Request => Look for the string "dilemme" in the lines and copy each line that has it.

Data for this task =>
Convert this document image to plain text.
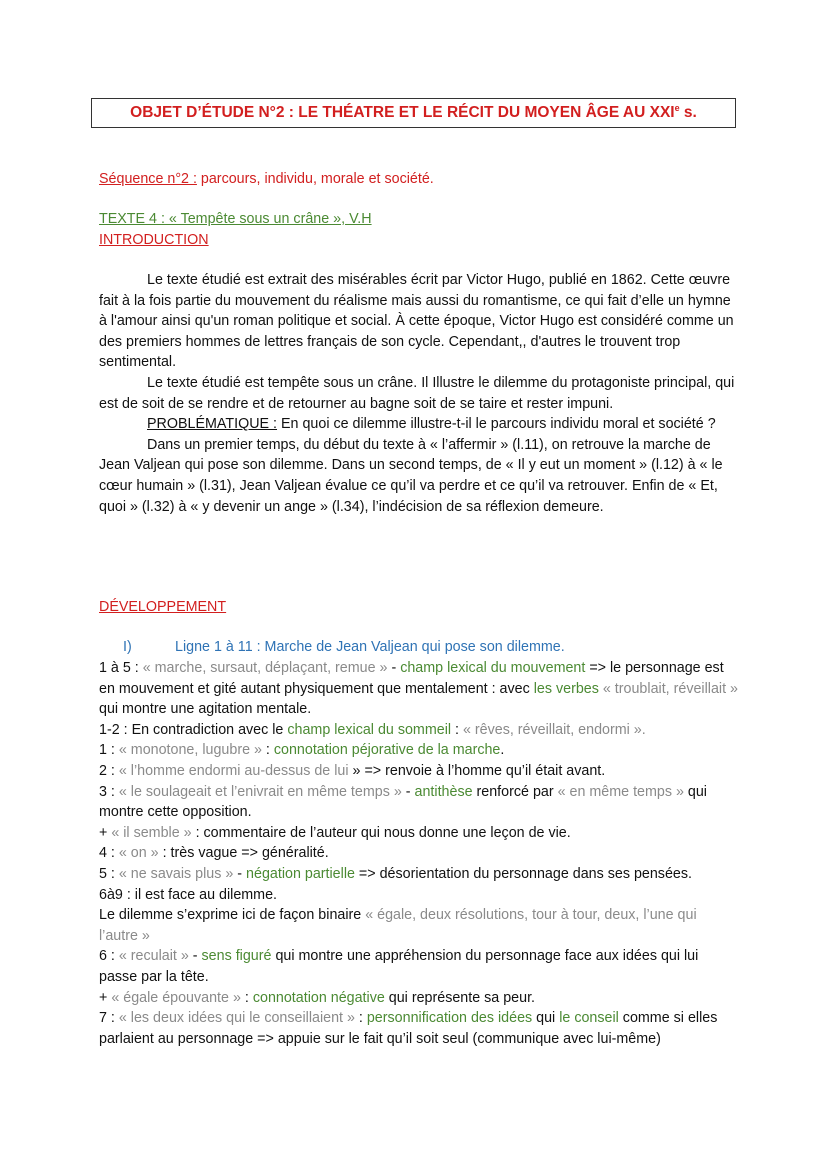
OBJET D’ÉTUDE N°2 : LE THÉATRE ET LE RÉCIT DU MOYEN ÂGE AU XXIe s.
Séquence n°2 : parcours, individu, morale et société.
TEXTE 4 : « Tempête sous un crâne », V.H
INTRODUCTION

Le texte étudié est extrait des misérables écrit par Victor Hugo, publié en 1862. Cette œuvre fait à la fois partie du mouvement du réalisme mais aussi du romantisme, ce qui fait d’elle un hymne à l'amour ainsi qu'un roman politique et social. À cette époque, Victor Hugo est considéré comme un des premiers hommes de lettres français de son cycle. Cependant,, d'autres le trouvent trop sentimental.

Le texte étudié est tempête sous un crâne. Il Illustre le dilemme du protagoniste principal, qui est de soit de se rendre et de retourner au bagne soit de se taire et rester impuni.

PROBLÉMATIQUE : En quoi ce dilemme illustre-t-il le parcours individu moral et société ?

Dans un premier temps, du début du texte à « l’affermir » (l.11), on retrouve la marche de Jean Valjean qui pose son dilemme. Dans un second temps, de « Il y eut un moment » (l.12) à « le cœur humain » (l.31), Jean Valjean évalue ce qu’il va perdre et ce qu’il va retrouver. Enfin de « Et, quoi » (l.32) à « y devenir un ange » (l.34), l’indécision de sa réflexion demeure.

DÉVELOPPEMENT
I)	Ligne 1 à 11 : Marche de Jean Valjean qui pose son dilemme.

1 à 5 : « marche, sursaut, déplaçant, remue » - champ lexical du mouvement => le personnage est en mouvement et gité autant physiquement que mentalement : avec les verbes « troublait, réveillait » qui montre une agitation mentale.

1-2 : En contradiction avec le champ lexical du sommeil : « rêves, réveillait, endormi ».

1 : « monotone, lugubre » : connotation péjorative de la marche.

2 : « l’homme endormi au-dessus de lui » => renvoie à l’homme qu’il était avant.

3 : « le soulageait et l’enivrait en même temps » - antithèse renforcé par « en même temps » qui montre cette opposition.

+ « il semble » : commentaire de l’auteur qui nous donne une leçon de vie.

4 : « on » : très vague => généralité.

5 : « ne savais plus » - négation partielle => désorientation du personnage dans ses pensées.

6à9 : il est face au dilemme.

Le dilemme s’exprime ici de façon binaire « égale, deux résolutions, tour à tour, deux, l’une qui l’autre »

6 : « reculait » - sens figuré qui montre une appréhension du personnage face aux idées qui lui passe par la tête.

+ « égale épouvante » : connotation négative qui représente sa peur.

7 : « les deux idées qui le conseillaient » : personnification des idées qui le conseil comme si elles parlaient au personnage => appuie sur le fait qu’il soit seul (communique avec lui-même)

==

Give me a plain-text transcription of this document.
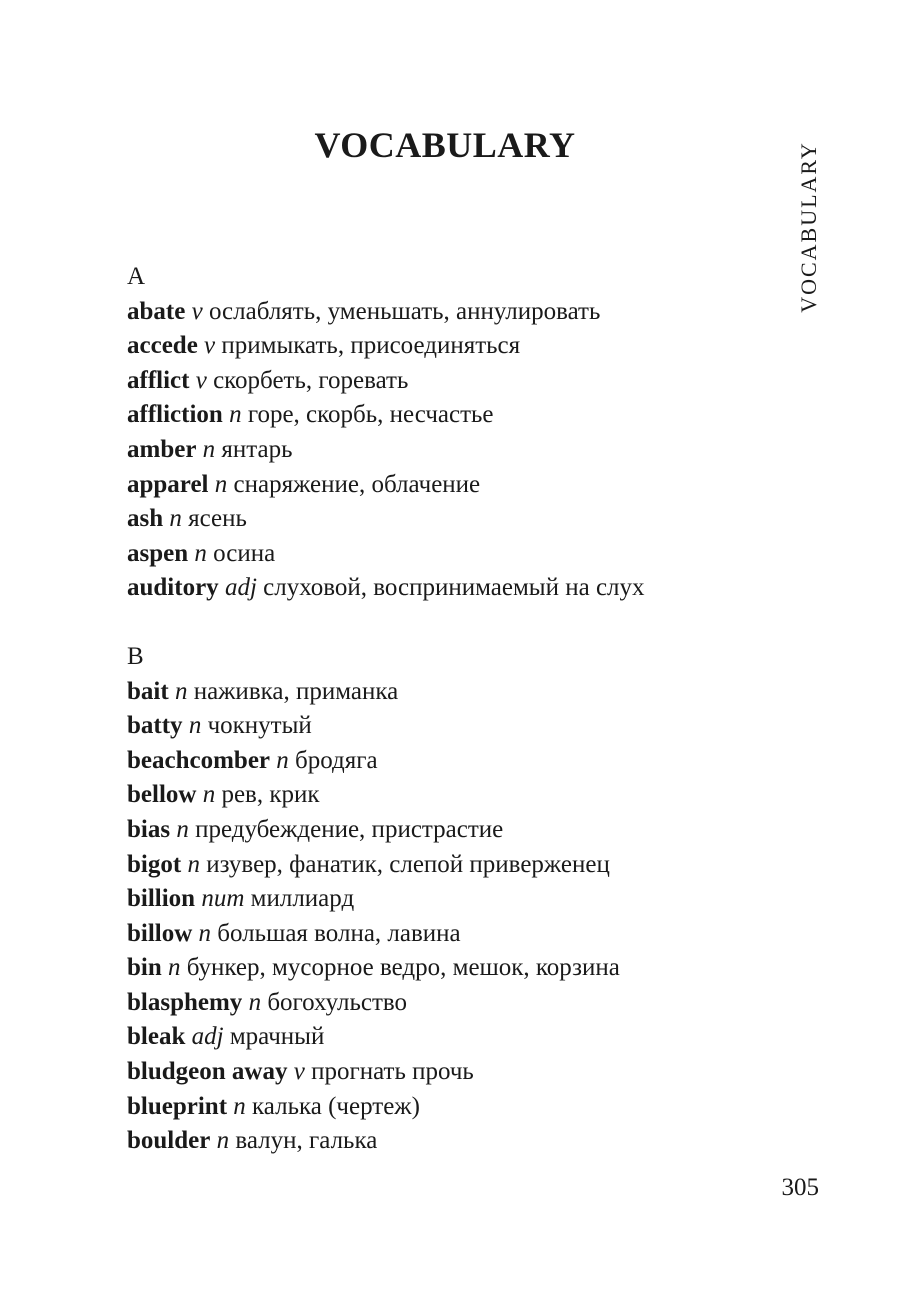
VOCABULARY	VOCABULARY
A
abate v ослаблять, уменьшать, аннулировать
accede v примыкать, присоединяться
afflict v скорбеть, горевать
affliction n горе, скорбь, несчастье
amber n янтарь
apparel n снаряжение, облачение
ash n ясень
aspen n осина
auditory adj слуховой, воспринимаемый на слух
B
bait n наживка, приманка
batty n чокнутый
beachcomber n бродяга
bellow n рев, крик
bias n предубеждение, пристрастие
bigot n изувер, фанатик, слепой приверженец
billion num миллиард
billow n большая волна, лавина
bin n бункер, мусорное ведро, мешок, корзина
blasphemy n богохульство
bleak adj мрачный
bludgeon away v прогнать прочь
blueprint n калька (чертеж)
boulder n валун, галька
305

==

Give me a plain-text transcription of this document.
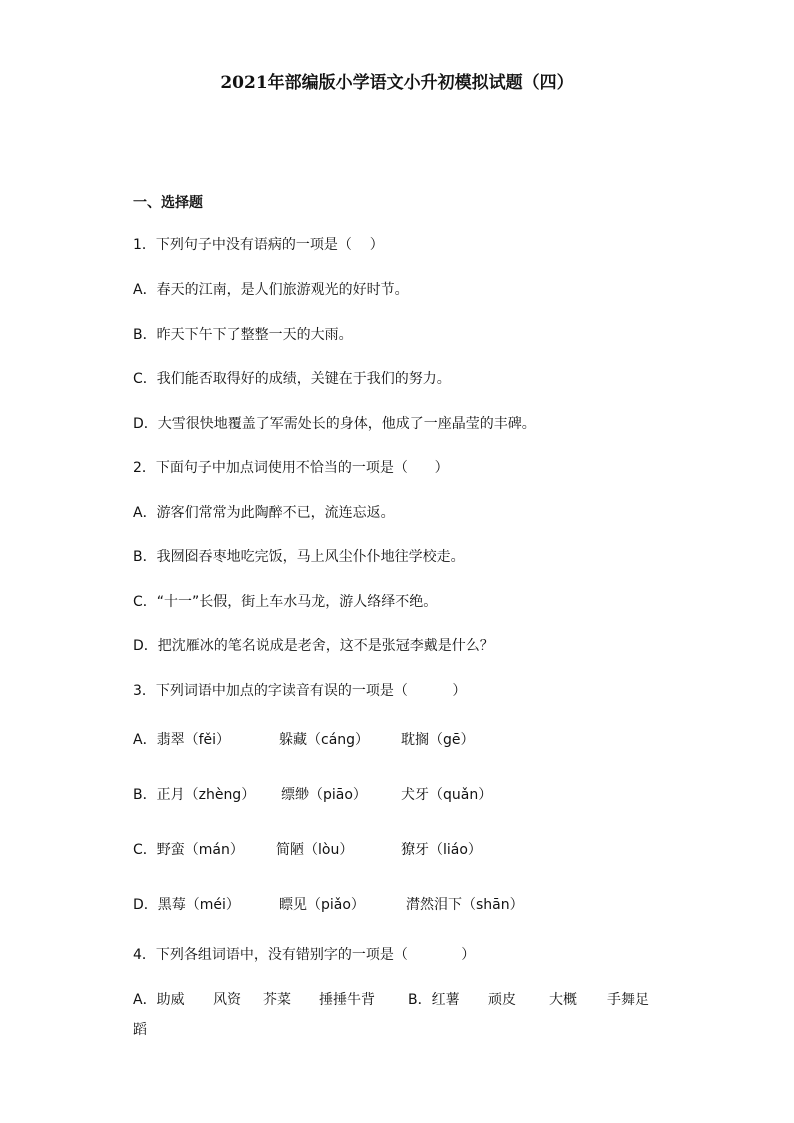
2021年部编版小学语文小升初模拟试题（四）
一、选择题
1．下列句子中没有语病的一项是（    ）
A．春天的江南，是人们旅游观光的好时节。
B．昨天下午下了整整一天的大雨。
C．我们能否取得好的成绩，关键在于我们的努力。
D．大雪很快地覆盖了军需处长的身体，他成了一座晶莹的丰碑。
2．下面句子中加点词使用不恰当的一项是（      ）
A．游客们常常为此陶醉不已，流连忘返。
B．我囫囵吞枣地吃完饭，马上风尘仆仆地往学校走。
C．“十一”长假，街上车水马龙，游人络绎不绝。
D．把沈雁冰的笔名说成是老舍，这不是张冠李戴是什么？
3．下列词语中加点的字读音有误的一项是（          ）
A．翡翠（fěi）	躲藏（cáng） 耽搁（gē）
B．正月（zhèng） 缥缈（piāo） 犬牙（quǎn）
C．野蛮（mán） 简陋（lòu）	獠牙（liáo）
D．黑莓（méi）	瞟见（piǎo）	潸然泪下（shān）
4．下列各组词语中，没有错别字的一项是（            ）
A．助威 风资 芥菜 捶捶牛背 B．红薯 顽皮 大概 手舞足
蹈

Output of the exercise =>
Le texte étudié est tempête sous un crâne. Il Illustre le dilemme du protagoniste principal, qui est de soit de se rendre et de retourner au bagne soit de se taire et rester impuni.
PROBLÉMATIQUE : En quoi ce dilemme illustre-t-il le parcours individu moral et société ?
Dans un premier temps, du début du texte à « l’affermir » (l.11), on retrouve la marche de Jean Valjean qui pose son dilemme. Dans un second temps, de « Il y eut un moment » (l.12) à « le cœur humain » (l.31), Jean Valjean évalue ce qu’il va perdre et ce qu’il va retrouver. Enfin de « Et, quoi » (l.32) à « y devenir un ange » (l.34), l’indécision de sa réflexion demeure.
I)	Ligne 1 à 11 : Marche de Jean Valjean qui pose son dilemme.
6à9 : il est face au dilemme.
Le dilemme s’exprime ici de façon binaire « égale, deux résolutions, tour à tour, deux, l’une qui l’autre »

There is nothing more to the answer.